BEGIN
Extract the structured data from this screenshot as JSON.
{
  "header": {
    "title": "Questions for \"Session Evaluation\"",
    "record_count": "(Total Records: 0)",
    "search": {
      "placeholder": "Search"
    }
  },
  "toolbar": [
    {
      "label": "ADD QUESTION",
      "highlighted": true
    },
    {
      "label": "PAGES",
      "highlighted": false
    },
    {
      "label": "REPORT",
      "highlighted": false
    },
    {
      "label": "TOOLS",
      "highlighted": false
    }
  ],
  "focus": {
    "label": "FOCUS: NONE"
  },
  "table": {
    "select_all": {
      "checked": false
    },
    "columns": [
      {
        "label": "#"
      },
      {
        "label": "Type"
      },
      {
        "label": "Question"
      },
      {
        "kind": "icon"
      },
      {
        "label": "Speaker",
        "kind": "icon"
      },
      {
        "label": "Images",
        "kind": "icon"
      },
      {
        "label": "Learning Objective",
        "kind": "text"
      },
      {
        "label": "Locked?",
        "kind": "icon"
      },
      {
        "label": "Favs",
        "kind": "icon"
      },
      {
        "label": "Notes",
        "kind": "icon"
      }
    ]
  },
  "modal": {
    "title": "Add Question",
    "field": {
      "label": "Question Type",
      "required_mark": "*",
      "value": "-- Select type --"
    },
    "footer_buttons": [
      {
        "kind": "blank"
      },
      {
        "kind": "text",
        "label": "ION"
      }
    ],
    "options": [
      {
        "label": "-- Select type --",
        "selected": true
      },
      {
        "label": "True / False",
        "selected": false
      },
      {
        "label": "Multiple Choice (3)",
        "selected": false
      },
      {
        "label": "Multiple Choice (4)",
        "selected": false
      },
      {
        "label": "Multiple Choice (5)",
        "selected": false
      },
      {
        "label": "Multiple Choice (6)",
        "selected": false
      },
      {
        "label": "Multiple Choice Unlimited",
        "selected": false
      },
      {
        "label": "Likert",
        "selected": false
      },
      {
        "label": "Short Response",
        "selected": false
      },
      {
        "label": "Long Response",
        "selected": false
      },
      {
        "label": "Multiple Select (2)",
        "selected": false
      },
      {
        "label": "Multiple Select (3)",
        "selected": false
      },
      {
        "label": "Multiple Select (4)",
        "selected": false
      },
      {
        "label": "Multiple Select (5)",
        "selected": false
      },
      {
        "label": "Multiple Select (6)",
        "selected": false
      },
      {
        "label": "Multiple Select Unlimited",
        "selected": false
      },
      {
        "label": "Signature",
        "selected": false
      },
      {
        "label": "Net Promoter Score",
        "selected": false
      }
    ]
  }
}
END
## Your objective
Read the lines above. Gather those in which the string "title" is found.

## Result of the exercise
    "title": "Questions for \"Session Evaluation\"",
    "title": "Add Question",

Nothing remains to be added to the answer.